Excerpt from a dataset:
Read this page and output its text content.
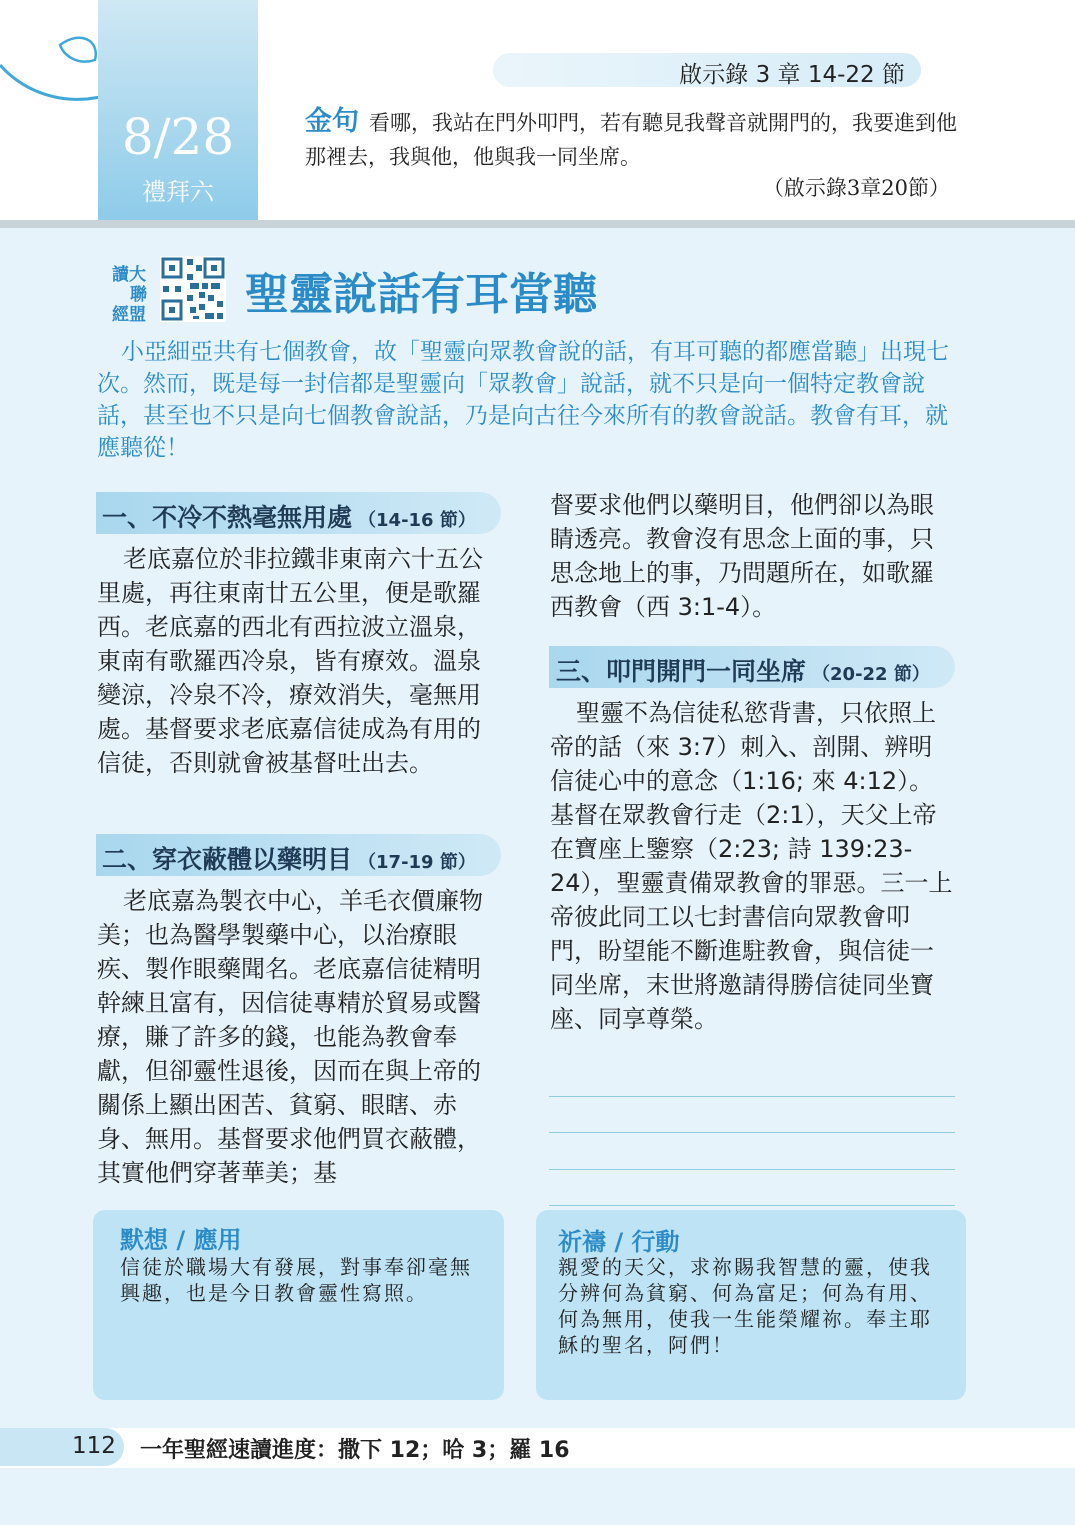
8/28
禮拜六
啟示錄 3 章 14-22 節
金句 看哪，我站在門外叩門，若有聽見我聲音就開門的，我要進到他那裡去，我與他，他與我一同坐席。
（啟示錄3章20節）
讀大
聯
經盟 聖靈說話有耳當聽
小亞細亞共有七個教會，故「聖靈向眾教會說的話，有耳可聽的都應當聽」出現七次。然而，既是每一封信都是聖靈向「眾教會」說話，就不只是向一個特定教會說話，甚至也不只是向七個教會說話，乃是向古往今來所有的教會說話。教會有耳，就應聽從！
一、不冷不熱毫無用處 （14-16 節）

老底嘉位於非拉鐵非東南六十五公里處，再往東南廿五公里，便是歌羅西。老底嘉的西北有西拉波立溫泉，東南有歌羅西冷泉，皆有療效。溫泉變涼，冷泉不冷，療效消失，毫無用處。基督要求老底嘉信徒成為有用的信徒，否則就會被基督吐出去。

二、穿衣蔽體以藥明目 （17-19 節）

老底嘉為製衣中心，羊毛衣價廉物美；也為醫學製藥中心，以治療眼疾、製作眼藥聞名。老底嘉信徒精明幹練且富有，因信徒專精於貿易或醫療，賺了許多的錢，也能為教會奉獻，但卻靈性退後，因而在與上帝的關係上顯出困苦、貧窮、眼瞎、赤身、無用。基督要求他們買衣蔽體，其實他們穿著華美；基

督要求他們以藥明目，他們卻以為眼睛透亮。教會沒有思念上面的事，只思念地上的事，乃問題所在，如歌羅西教會（西 3:1-4）。

三、叩門開門一同坐席 （20-22 節）

聖靈不為信徒私慾背書，只依照上帝的話（來 3:7）刺入、剖開、辨明信徒心中的意念（1:16; 來 4:12）。基督在眾教會行走（2:1），天父上帝在寶座上鑒察（2:23; 詩 139:23-24），聖靈責備眾教會的罪惡。三一上帝彼此同工以七封書信向眾教會叩門，盼望能不斷進駐教會，與信徒一同坐席，末世將邀請得勝信徒同坐寶座、同享尊榮。

默想 / 應用
信徒於職場大有發展，對事奉卻毫無興趣，也是今日教會靈性寫照。
祈禱 / 行動
親愛的天父，求祢賜我智慧的靈，使我分辨何為貧窮、何為富足；何為有用、何為無用，使我一生能榮耀祢。奉主耶穌的聖名，阿們！
112 一年聖經速讀進度：撒下 12；哈 3；羅 16
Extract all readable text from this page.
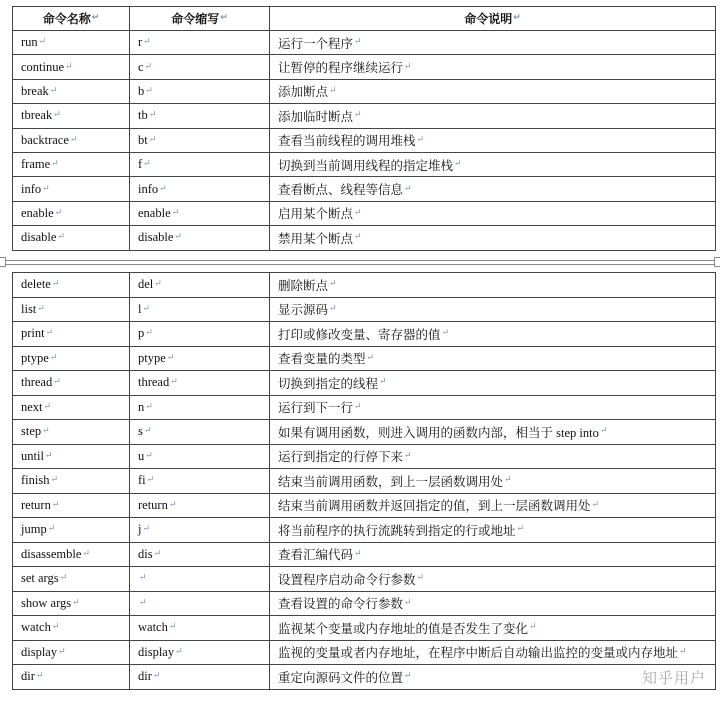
命令名称 ↵	命令缩写 ↵	命令说明 ↵
run ↵	r ↵	运行一个程序 ↵
continue ↵	c ↵	让暂停的程序继续运行 ↵
break ↵	b ↵	添加断点 ↵
tbreak ↵	tb ↵	添加临时断点 ↵
backtrace ↵	bt ↵	查看当前线程的调用堆栈 ↵
frame ↵	f ↵	切换到当前调用线程的指定堆栈 ↵
info ↵	info ↵	查看断点、线程等信息 ↵
enable ↵	enable ↵	启用某个断点 ↵
disable ↵	disable ↵	禁用某个断点 ↵
delete ↵	del ↵	删除断点 ↵
list ↵	l ↵	显示源码 ↵
print ↵	p ↵	打印或修改变量、寄存器的值 ↵
ptype ↵	ptype ↵	查看变量的类型 ↵
thread ↵	thread ↵	切换到指定的线程 ↵
next ↵	n ↵	运行到下一行 ↵
step ↵	s ↵	如果有调用函数，则进入调用的函数内部，相当于 step into ↵
until ↵	u ↵	运行到指定的行停下来 ↵
finish ↵	fi ↵	结束当前调用函数，到上一层函数调用处 ↵
return ↵	return ↵	结束当前调用函数并返回指定的值，到上一层函数调用处 ↵
jump ↵	j ↵	将当前程序的执行流跳转到指定的行或地址 ↵
disassemble ↵	dis ↵	查看汇编代码 ↵
set args ↵	↵	设置程序启动命令行参数 ↵
show args ↵	↵	查看设置的命令行参数 ↵
watch ↵	watch ↵	监视某个变量或内存地址的值是否发生了变化 ↵
display ↵	display ↵	监视的变量或者内存地址，在程序中断后自动输出监控的变量或内存地址 ↵
dir ↵	dir ↵	重定向源码文件的位置 ↵	知乎用户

**What you have to do:** Reproduce all of the material exactly, apart from the pictures.

**In response:**
Read this page and output its text content.
8/28
禮拜六
啟示錄 3 章 14-22 節
金句 看哪，我站在門外叩門，若有聽見我聲音就開門的，我要進到他那裡去，我與他，他與我一同坐席。
（啟示錄3章20節）
讀大
聯
經盟 聖靈說話有耳當聽
小亞細亞共有七個教會，故「聖靈向眾教會說的話，有耳可聽的都應當聽」出現七次。然而，既是每一封信都是聖靈向「眾教會」說話，就不只是向一個特定教會說話，甚至也不只是向七個教會說話，乃是向古往今來所有的教會說話。教會有耳，就應聽從！
一、不冷不熱毫無用處 （14-16 節）

老底嘉位於非拉鐵非東南六十五公里處，再往東南廿五公里，便是歌羅西。老底嘉的西北有西拉波立溫泉，東南有歌羅西冷泉，皆有療效。溫泉變涼，冷泉不冷，療效消失，毫無用處。基督要求老底嘉信徒成為有用的信徒，否則就會被基督吐出去。

二、穿衣蔽體以藥明目 （17-19 節）

老底嘉為製衣中心，羊毛衣價廉物美；也為醫學製藥中心，以治療眼疾、製作眼藥聞名。老底嘉信徒精明幹練且富有，因信徒專精於貿易或醫療，賺了許多的錢，也能為教會奉獻，但卻靈性退後，因而在與上帝的關係上顯出困苦、貧窮、眼瞎、赤身、無用。基督要求他們買衣蔽體，其實他們穿著華美；基

督要求他們以藥明目，他們卻以為眼睛透亮。教會沒有思念上面的事，只思念地上的事，乃問題所在，如歌羅西教會（西 3:1-4）。

三、叩門開門一同坐席 （20-22 節）

聖靈不為信徒私慾背書，只依照上帝的話（來 3:7）刺入、剖開、辨明信徒心中的意念（1:16; 來 4:12）。基督在眾教會行走（2:1），天父上帝在寶座上鑒察（2:23; 詩 139:23-24），聖靈責備眾教會的罪惡。三一上帝彼此同工以七封書信向眾教會叩門，盼望能不斷進駐教會，與信徒一同坐席，末世將邀請得勝信徒同坐寶座、同享尊榮。

默想 / 應用
信徒於職場大有發展，對事奉卻毫無興趣，也是今日教會靈性寫照。
祈禱 / 行動
親愛的天父，求祢賜我智慧的靈，使我分辨何為貧窮、何為富足；何為有用、何為無用，使我一生能榮耀祢。奉主耶穌的聖名，阿們！
112 一年聖經速讀進度：撒下 12；哈 3；羅 16
Extract all readable text from this page.
命令名称 ↵	命令缩写 ↵	命令说明 ↵
run ↵	r ↵	运行一个程序 ↵
continue ↵	c ↵	让暂停的程序继续运行 ↵
break ↵	b ↵	添加断点 ↵
tbreak ↵	tb ↵	添加临时断点 ↵
backtrace ↵	bt ↵	查看当前线程的调用堆栈 ↵
frame ↵	f ↵	切换到当前调用线程的指定堆栈 ↵
info ↵	info ↵	查看断点、线程等信息 ↵
enable ↵	enable ↵	启用某个断点 ↵
disable ↵	disable ↵	禁用某个断点 ↵
delete ↵	del ↵	删除断点 ↵
list ↵	l ↵	显示源码 ↵
print ↵	p ↵	打印或修改变量、寄存器的值 ↵
ptype ↵	ptype ↵	查看变量的类型 ↵
thread ↵	thread ↵	切换到指定的线程 ↵
next ↵	n ↵	运行到下一行 ↵
step ↵	s ↵	如果有调用函数，则进入调用的函数内部，相当于 step into ↵
until ↵	u ↵	运行到指定的行停下来 ↵
finish ↵	fi ↵	结束当前调用函数，到上一层函数调用处 ↵
return ↵	return ↵	结束当前调用函数并返回指定的值，到上一层函数调用处 ↵
jump ↵	j ↵	将当前程序的执行流跳转到指定的行或地址 ↵
disassemble ↵	dis ↵	查看汇编代码 ↵
set args ↵	↵	设置程序启动命令行参数 ↵
show args ↵	↵	查看设置的命令行参数 ↵
watch ↵	watch ↵	监视某个变量或内存地址的值是否发生了变化 ↵
display ↵	display ↵	监视的变量或者内存地址，在程序中断后自动输出监控的变量或内存地址 ↵
dir ↵	dir ↵	重定向源码文件的位置 ↵	知乎用户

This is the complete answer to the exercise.